_Text provided_:
———

Regression

When to use regression instead of correlation?

The correlation coefficient indicates linear correlation. If you are only interested in the linear relationship between variables (i.e., how well they fit on a straight line), then correlation is a good choice.

Sometimes, however, you are interested in how much a change in X1 (usually scale level) contributes to the changes in Y (usually scale level) (i.e., what is the slope of the straight line?) To answer this question, we conduct a linear regression analysis with X1 as independent variable and Y as dependent variable.

Unlike correlation, linear regression could deal with more than one independent variable X1, X2, X3, .... at a time. We can conduct a linear regression analysis with X1, X2, X3, ... as independent variables, and Y as dependent variable.

Note: If you have a more complicated model that involves more than two levels of variables, e.g., X1, X2, X3 affect Y1, Y2, and then X2, X3, Y1 affect Z1, Z2, ... then the linear regression will not work. In this case you need structural equation modelling (SEM), which is a more advanced technique and is beyond the scope of this website. SEM is not available in the standard installation of SPSS. You need AMOS instead, which I think is very difficult and troublesome to use. Instead, I would recommend the SEMLj module of Jamovi for that purpose. You can see instructions here: https://semlj.github.io/gui.html.

SPSS

Procedures

To run a simple regression analysis, do Analyze -> Regression -> Linear:
- Put the dependent variable (Y) into the Dependent field. Put all the independent variables (X1, X2, X3, …) into the Independent(s) field.
- Click the Statistics button. Choose Estimates under Regression Coefficient. Also check Model fit on the right.
If you want to show all the scatters plots in a scatter plot matrix (useful for a quick glance), you can use Graphs -> Chart Building -> Scatter/Dot -> Scatterplot matrix, and then drag all the variables concerned into the chart. You can also choose to fit lines into the scatter plots by selecting Linear fit lines in the Element Properties.

Interpretation

SPSS will generate a few tables in the output.

———

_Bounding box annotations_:
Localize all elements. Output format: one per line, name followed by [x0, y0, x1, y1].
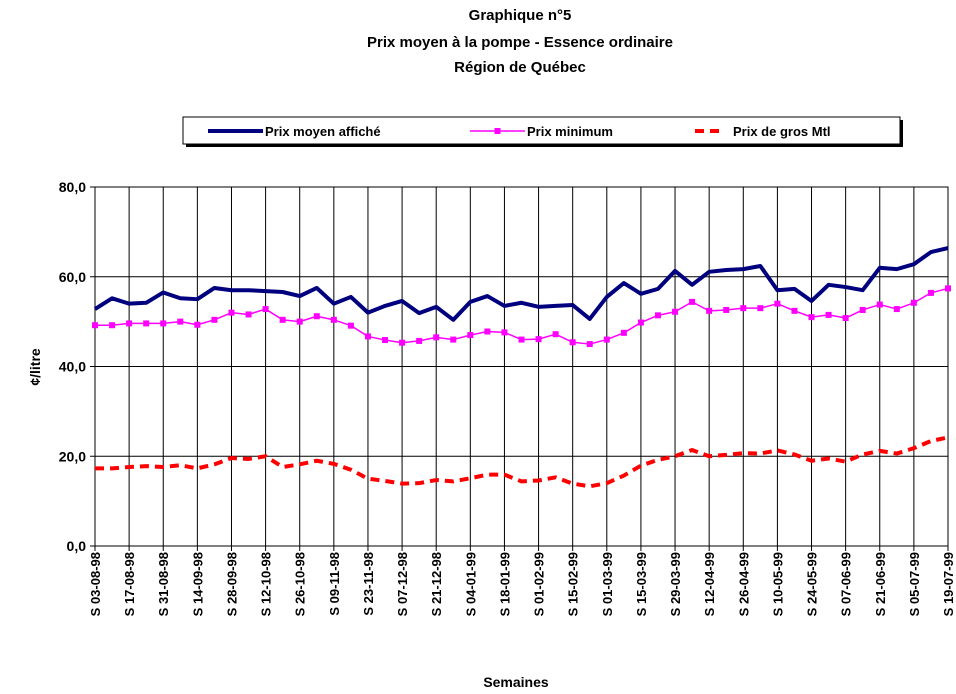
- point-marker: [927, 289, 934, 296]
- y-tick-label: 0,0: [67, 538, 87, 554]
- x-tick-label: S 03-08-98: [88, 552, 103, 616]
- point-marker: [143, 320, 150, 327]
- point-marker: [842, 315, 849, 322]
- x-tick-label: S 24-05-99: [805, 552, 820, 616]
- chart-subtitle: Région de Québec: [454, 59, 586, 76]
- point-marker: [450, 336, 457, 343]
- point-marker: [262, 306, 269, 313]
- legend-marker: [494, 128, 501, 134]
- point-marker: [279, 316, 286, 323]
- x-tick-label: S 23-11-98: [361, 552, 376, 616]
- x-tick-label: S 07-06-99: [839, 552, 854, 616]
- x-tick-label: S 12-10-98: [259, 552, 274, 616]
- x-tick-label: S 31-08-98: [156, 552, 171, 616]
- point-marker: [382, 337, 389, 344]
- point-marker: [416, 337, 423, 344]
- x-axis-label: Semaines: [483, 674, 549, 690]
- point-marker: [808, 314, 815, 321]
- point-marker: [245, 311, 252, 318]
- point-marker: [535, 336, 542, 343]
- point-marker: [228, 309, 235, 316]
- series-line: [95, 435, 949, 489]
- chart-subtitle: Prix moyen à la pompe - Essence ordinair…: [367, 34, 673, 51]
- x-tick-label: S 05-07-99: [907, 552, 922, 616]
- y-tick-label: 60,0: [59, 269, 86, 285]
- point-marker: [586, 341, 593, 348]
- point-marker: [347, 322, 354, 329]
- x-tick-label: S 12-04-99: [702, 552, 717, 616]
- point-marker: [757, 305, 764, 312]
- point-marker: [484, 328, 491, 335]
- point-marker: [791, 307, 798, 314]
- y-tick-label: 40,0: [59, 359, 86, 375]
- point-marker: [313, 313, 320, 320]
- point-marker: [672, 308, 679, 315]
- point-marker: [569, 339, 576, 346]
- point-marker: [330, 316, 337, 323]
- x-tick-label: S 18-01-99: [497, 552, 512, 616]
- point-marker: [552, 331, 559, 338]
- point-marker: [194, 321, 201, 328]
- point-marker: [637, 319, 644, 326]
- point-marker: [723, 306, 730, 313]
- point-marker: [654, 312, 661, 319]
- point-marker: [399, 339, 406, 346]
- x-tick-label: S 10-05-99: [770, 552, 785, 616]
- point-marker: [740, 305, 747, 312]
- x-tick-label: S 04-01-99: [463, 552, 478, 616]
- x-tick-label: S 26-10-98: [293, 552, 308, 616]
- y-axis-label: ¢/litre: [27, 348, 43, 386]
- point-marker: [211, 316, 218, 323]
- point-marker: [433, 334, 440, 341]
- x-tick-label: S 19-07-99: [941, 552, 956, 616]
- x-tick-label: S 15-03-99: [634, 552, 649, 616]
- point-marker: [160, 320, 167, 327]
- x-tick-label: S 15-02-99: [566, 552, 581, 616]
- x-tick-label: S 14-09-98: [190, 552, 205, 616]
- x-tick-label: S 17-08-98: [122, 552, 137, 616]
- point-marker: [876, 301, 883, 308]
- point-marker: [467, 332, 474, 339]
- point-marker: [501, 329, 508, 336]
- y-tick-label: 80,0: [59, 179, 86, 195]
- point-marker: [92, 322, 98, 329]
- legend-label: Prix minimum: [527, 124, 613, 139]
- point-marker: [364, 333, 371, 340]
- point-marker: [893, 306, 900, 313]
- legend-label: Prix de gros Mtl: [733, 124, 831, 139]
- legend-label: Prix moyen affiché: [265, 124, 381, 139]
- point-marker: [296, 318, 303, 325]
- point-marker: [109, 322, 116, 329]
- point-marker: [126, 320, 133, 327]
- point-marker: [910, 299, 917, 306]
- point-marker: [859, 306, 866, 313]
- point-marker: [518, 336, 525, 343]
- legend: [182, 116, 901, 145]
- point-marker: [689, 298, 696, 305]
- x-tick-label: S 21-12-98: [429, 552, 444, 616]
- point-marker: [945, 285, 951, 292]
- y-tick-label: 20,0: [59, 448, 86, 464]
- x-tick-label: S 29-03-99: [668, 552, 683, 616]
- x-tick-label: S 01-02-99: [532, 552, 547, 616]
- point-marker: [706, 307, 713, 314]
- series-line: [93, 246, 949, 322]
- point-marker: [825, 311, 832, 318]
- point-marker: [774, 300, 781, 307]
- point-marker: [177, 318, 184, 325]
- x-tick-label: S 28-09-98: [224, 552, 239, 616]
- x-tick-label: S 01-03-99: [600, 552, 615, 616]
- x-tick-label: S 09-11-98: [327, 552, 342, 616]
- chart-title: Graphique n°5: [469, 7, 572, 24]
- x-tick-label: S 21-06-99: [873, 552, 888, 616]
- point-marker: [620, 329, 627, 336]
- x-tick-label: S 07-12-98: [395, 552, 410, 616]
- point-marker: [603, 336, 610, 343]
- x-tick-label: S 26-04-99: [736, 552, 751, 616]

———

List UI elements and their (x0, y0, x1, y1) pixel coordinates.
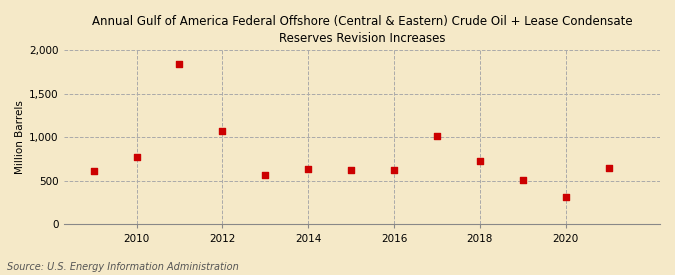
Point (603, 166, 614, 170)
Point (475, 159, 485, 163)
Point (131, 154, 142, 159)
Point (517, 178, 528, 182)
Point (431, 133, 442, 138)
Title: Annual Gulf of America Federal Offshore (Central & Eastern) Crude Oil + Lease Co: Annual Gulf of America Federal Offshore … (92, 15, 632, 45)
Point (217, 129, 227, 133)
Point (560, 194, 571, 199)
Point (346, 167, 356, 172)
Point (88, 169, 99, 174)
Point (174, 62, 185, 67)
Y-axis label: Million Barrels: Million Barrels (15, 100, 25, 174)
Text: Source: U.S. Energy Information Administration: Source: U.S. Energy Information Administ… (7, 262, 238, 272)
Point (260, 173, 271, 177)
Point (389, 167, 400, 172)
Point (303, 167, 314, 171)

———

_Stated goal A_: Please transcribe the regression text from "- Click the" down to "in the output.".
_Stated goal B_: Carry on the regression text past its final sentence.
The records were drawn from a separate source.

_Expected answer A_:
- Click the Statistics button. Choose Estimates under Regression Coefficient. Also check Model fit on the right.
If you want to show all the scatters plots in a scatter plot matrix (useful for a quick glance), you can use Graphs -> Chart Building -> Scatter/Dot -> Scatterplot matrix, and then drag all the variables concerned into the chart. You can also choose to fit lines into the scatter plots by selecting Linear fit lines in the Element Properties.

Interpretation

SPSS will generate a few tables in the output.

_Expected answer B_:
- In the Model Summary table, the Adjusted R Square (a value between 0 and 1 inclusive) tells you how good the model fits into the data. A value close to 1 is good. A value close to 0 means it is a poor fit.
- In the ANOVA table, if the Sig. (p-value) is <0.05 or other levels of significance, it means the independent variables can reliably predict the dependent variables.
- In the Coefficients table, the Unstandardized Coefficients B and the Standardized Coefficients Beta values tell you the strength of the effects of the corresponding variable. The Sig. value, if <0.05 or other levels of significance, tells you that the coefficient is statistically different from zero. Here you can compare the coefficients and find out the most important factors of Y. The larger the coefficient, the larger the effect of the factor on Y. On the other hand, if Sig. is large, it means that the coefficient is not different from zero, or in other words the variable has no effect on Y.
- If you are doing a one-tailed test, i.e., you want to know if the coefficient is positive / negative (instead of just non-zero), then you should divide the p-value by two to get the one-tailed p-value, and draw your conclusions from it.

Jamovi

Procedures:

To run a simple regression analysis, do Analyses -> Regression -> Linear Regression:
- Put the dependent variable (Y) into the Dependent Variable box. Put all the independent variables (X1, X2, X3, …) into the Covariates box.
- If you have nominal or ordinal independent variables, put them into the Factors box.
- Under Model Fit, choose R and adjusted R-squared.
- Under Model Coefficients, choose Standardized Estimate.
If you prefer to show a scatter plot of the variables, you may install the scatr module in Jamovi. After installation, go to Analyses -> Exploration -> Scatterplot. Inside the dialog, choose the X and Y variables, and then choose Linear under Regression Line.

Interpretation:

Jamovi will generate a few tables in the output.
- In the Model Fit Measures table, the Adjusted R Square (a value between 0 and 1 inclusive) tells you how good the model fits into the data. A value close to 1 is good. A value close to 0 means it is a poor fit.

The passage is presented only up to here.